- What needs to be done:
Set each entry down verbatim, omitting images.
[start of Exercise inputs]
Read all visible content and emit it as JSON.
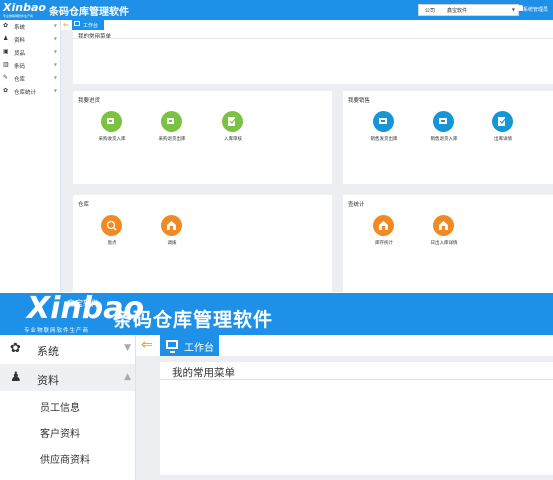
{
  "app": {
    "logo_text": "Xinbao",
    "logo_brand_cn": "鑫宝软件",
    "logo_tagline": "专业物联网软件生产商",
    "title": "条码仓库管理软件"
  },
  "header": {
    "company_label": "公司",
    "company_value": "鑫宝软件",
    "user_label": "系统管理员"
  },
  "sidebar": {
    "items": [
      {
        "label": "系统",
        "icon": "gear-icon"
      },
      {
        "label": "资料",
        "icon": "user-add-icon"
      },
      {
        "label": "货品",
        "icon": "box-icon"
      },
      {
        "label": "条码",
        "icon": "barcode-icon"
      },
      {
        "label": "仓库",
        "icon": "edit-icon"
      },
      {
        "label": "仓库统计",
        "icon": "gear-icon"
      }
    ],
    "sub_items": [
      "员工信息",
      "客户资料",
      "供应商资料"
    ]
  },
  "tabs": {
    "active": "工作台"
  },
  "favorites": {
    "title": "我的常用菜单"
  },
  "quick": {
    "purchase": {
      "title": "我要进货",
      "items": [
        "采购收货入库",
        "采购退货出库",
        "入库审核"
      ]
    },
    "sales": {
      "title": "我要销售",
      "items": [
        "销售发货出库",
        "销售退货入库",
        "出库详情"
      ]
    },
    "warehouse": {
      "title": "仓库",
      "items": [
        "盘点",
        "调拨"
      ]
    },
    "stats": {
      "title": "查统计",
      "items": [
        "库存统计",
        "日出入库详情"
      ]
    }
  },
  "colors": {
    "brand_blue": "#1e90e8",
    "green": "#7cc242",
    "blue_icon": "#1696d6",
    "orange": "#f08a24",
    "back_arrow": "#f29a1b"
  }
}
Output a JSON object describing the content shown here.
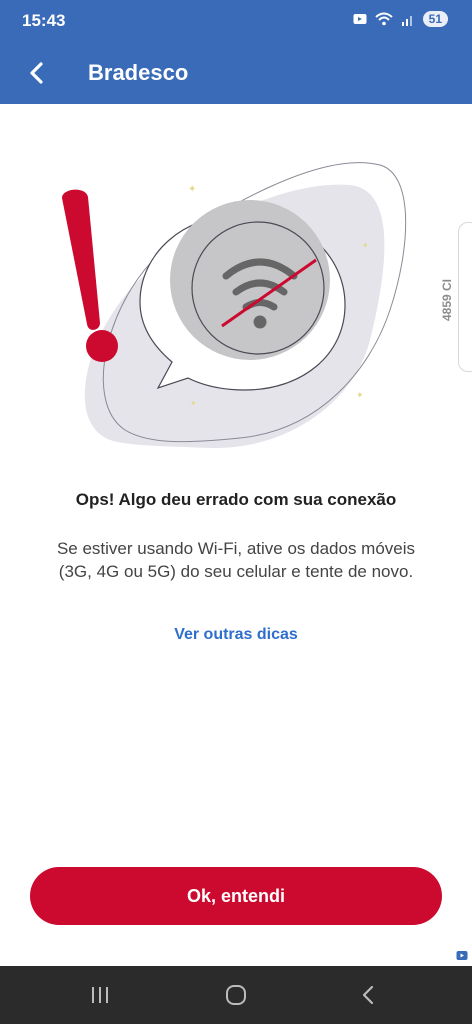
{
  "status_bar": {
    "time": "15:43",
    "battery": "51",
    "icons": [
      "notification-icon",
      "wifi-icon",
      "signal-icon"
    ]
  },
  "app_bar": {
    "title": "Bradesco",
    "back_icon": "chevron-left-icon"
  },
  "side_tab": {
    "label": "4859 CI"
  },
  "error": {
    "title": "Ops! Algo deu errado com sua conexão",
    "message": "Se estiver usando Wi-Fi, ative os dados móveis (3G, 4G ou 5G) do seu celular e tente de novo.",
    "link": "Ver outras dicas"
  },
  "actions": {
    "ok_label": "Ok, entendi"
  },
  "nav": {
    "recents_icon": "recents-icon",
    "home_icon": "home-icon",
    "back_icon": "back-icon"
  },
  "colors": {
    "header": "#3a6bb8",
    "accent_red": "#cc092f",
    "link_blue": "#2f6fcb"
  }
}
[end of Exercise inputs]
- Result below:
Read all visible content and emit it as JSON.
{
  "app": {
    "logo_text": "Xinbao",
    "logo_brand_cn": "鑫宝软件",
    "logo_tagline": "专业物联网软件生产商",
    "title": "条码仓库管理软件"
  },
  "header": {
    "company_label": "公司",
    "company_value": "鑫宝软件",
    "user_label": "系统管理员"
  },
  "sidebar": {
    "items": [
      {
        "label": "系统",
        "icon": "gear-icon"
      },
      {
        "label": "资料",
        "icon": "user-add-icon"
      },
      {
        "label": "货品",
        "icon": "box-icon"
      },
      {
        "label": "条码",
        "icon": "barcode-icon"
      },
      {
        "label": "仓库",
        "icon": "edit-icon"
      },
      {
        "label": "仓库统计",
        "icon": "gear-icon"
      }
    ],
    "sub_items": [
      "员工信息",
      "客户资料",
      "供应商资料"
    ]
  },
  "tabs": {
    "active": "工作台"
  },
  "favorites": {
    "title": "我的常用菜单"
  },
  "quick": {
    "purchase": {
      "title": "我要进货",
      "items": [
        "采购收货入库",
        "采购退货出库",
        "入库审核"
      ]
    },
    "sales": {
      "title": "我要销售",
      "items": [
        "销售发货出库",
        "销售退货入库",
        "出库详情"
      ]
    },
    "warehouse": {
      "title": "仓库",
      "items": [
        "盘点",
        "调拨"
      ]
    },
    "stats": {
      "title": "查统计",
      "items": [
        "库存统计",
        "日出入库详情"
      ]
    }
  },
  "colors": {
    "brand_blue": "#1e90e8",
    "green": "#7cc242",
    "blue_icon": "#1696d6",
    "orange": "#f08a24",
    "back_arrow": "#f29a1b"
  }
}
Output a JSON object describing the content shown here.
{
  "status_bar": {
    "time": "15:43",
    "battery": "51",
    "icons": [
      "notification-icon",
      "wifi-icon",
      "signal-icon"
    ]
  },
  "app_bar": {
    "title": "Bradesco",
    "back_icon": "chevron-left-icon"
  },
  "side_tab": {
    "label": "4859 CI"
  },
  "error": {
    "title": "Ops! Algo deu errado com sua conexão",
    "message": "Se estiver usando Wi-Fi, ative os dados móveis (3G, 4G ou 5G) do seu celular e tente de novo.",
    "link": "Ver outras dicas"
  },
  "actions": {
    "ok_label": "Ok, entendi"
  },
  "nav": {
    "recents_icon": "recents-icon",
    "home_icon": "home-icon",
    "back_icon": "back-icon"
  },
  "colors": {
    "header": "#3a6bb8",
    "accent_red": "#cc092f",
    "link_blue": "#2f6fcb"
  }
}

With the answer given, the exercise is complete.